### [Document]

Explaining what's new in the most recent update
We’ve been asked to explain what’s “new” in the most recent update to the data in our ongoing study of the impact of peer-to-peer (P2P) file sharing on paid book sales. At BookExpo America, we presented an update that included sales data for 21 O’Reilly Media 2008 front-list titles that we found on one or more P2P sites. This is an increase of 13 titles over the 8 that had been found when we first presented at Tools of Change in February 2009. It is still less than a third of all O’Reilly titles first published in 2008.
In trying to assess the impact of digital piracy on paid sales, we have been measuring paid sales four weeks before and four weeks after a title is first seeded. In our initial data set (eight titles), sales in the four weeks after a file was first seeded increased 6.5%; in the most recent report (all 21 titles), sales decreased 4.8% in the four weeks after seeding first occurred. The average lag time between first paid sale and first instance of seeding on a P2P site remained relatively constant at about 19 weeks.
With a larger data set, we tried plotting the average paid sales of pirated and un-pirated content using a common starting point (that is, we plotted sales data week-by-week after publication). The results of the week-by-week and four-week rolling averages are shown on slides 28 and 29 of the BEA presentation. Both pirated and un-pirated titles showed similar growth in sales in the first few weeks after a title is published, followed by a decline after peak. Average sales for unpirated content start higher and peak later, although this may reflect the specific nature of titles in a small sample.

### [Material shown]
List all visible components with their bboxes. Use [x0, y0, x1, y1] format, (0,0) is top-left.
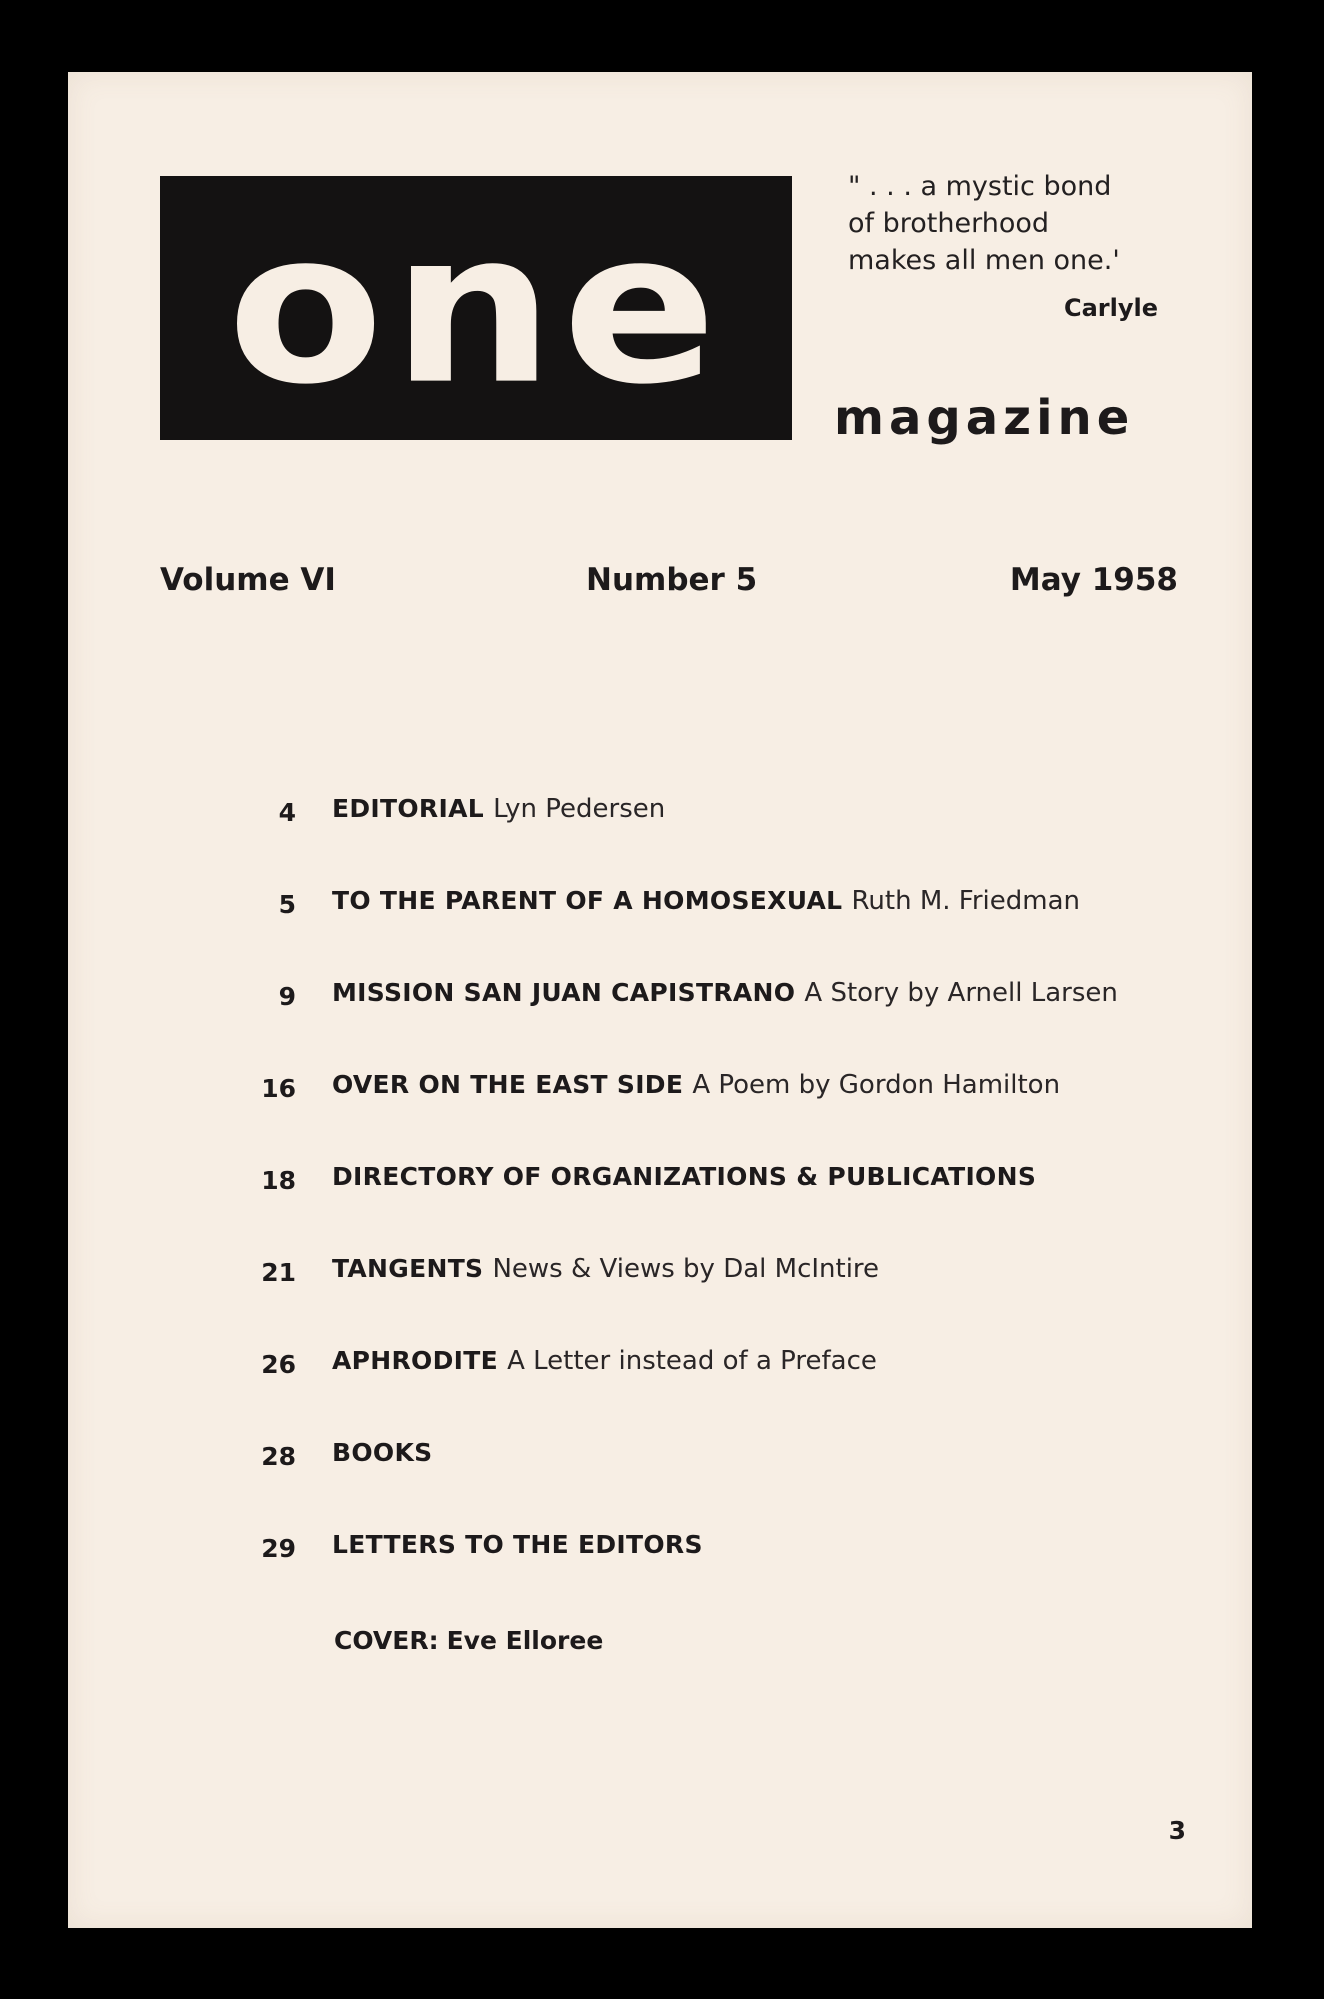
epigraph-quote: [848, 168, 1158, 279]
toc-entry-aphrodite[interactable]: [228, 1346, 1128, 1438]
magazine-page: [68, 72, 1252, 1928]
quote-author: Carlyle: [1063, 294, 1158, 322]
toc-title: TANGENTS: [332, 1254, 484, 1283]
toc-entry-text: [332, 794, 665, 824]
quote-line: makes all men one.': [848, 245, 1120, 276]
toc-credit: News & Views by Dal McIntire: [492, 1254, 880, 1284]
toc-credit: A Story by Arnell Larsen: [804, 978, 1118, 1008]
toc-entry-text: [332, 886, 1080, 916]
toc-entry-text: [332, 1162, 1040, 1192]
toc-title: APHRODITE: [332, 1346, 498, 1375]
masthead-logo: [160, 176, 792, 440]
toc-credit: A Letter instead of a Preface: [507, 1346, 877, 1376]
toc-entry-mission-san-juan[interactable]: [228, 978, 1128, 1070]
toc-page-number: 29: [261, 1534, 296, 1563]
masthead-subtitle: magazine: [834, 390, 1135, 446]
toc-title: BOOKS: [332, 1438, 433, 1467]
toc-credit: A Poem by Gordon Hamilton: [692, 1070, 1061, 1100]
toc-credit: Ruth M. Friedman: [851, 886, 1081, 916]
cover-artist: Eve Elloree: [446, 1626, 604, 1655]
toc-page-number: 16: [261, 1074, 296, 1103]
toc-page-number: 9: [278, 982, 296, 1011]
toc-title: DIRECTORY OF ORGANIZATIONS & PUBLICATIONS: [332, 1162, 1037, 1191]
table-of-contents: [228, 794, 1128, 1622]
issue-date: May 1958: [1009, 562, 1178, 598]
issue-volume: Volume VI: [160, 562, 336, 598]
toc-entry-parent-of-homosexual[interactable]: [228, 886, 1128, 978]
toc-page-number: 18: [261, 1166, 296, 1195]
toc-title: EDITORIAL: [332, 794, 484, 823]
toc-entry-text: [332, 1438, 436, 1468]
quote-line: of brotherhood: [848, 208, 1049, 239]
toc-title: OVER ON THE EAST SIDE: [332, 1070, 684, 1099]
toc-page-number: 21: [261, 1258, 296, 1287]
toc-title: LETTERS TO THE EDITORS: [332, 1530, 703, 1559]
toc-entry-tangents[interactable]: [228, 1254, 1128, 1346]
page-number: 3: [1168, 1816, 1186, 1845]
toc-entry-text: [332, 1530, 707, 1560]
toc-entry-text: [332, 1254, 879, 1284]
toc-entry-books[interactable]: [228, 1438, 1128, 1530]
toc-page-number: 26: [261, 1350, 296, 1379]
toc-entry-text: [332, 1070, 1060, 1100]
toc-page-number: 4: [278, 798, 296, 827]
toc-entry-letters[interactable]: [228, 1530, 1128, 1622]
toc-title: MISSION SAN JUAN CAPISTRANO: [332, 978, 796, 1007]
toc-page-number: 28: [261, 1442, 296, 1471]
toc-credit: Lyn Pedersen: [493, 794, 666, 824]
issue-number: Number 5: [586, 562, 758, 598]
logo-text: one: [227, 185, 725, 431]
cover-credit-line: [334, 1626, 603, 1655]
toc-entry-directory[interactable]: [228, 1162, 1128, 1254]
issue-info: [160, 562, 1178, 602]
quote-line: " . . . a mystic bond: [848, 171, 1112, 202]
cover-label: COVER:: [334, 1626, 439, 1655]
toc-page-number: 5: [278, 890, 296, 919]
toc-entry-east-side[interactable]: [228, 1070, 1128, 1162]
toc-title: TO THE PARENT OF A HOMOSEXUAL: [332, 886, 843, 915]
toc-entry-text: [332, 1346, 877, 1376]
toc-entry-editorial[interactable]: [228, 794, 1128, 886]
toc-entry-text: [332, 978, 1118, 1008]
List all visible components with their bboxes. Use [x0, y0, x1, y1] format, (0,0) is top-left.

### [Exercise]
Reproduce the passage of the P2P piracy study text verbatim, from "Explaining what's new" up to and including "published in 2008.".

### [Solution to this exercise]
Explaining what's new in the most recent update
We’ve been asked to explain what’s “new” in the most recent update to the data in our ongoing study of the impact of peer-to-peer (P2P) file sharing on paid book sales. At BookExpo America, we presented an update that included sales data for 21 O’Reilly Media 2008 front-list titles that we found on one or more P2P sites. This is an increase of 13 titles over the 8 that had been found when we first presented at Tools of Change in February 2009. It is still less than a third of all O’Reilly titles first published in 2008.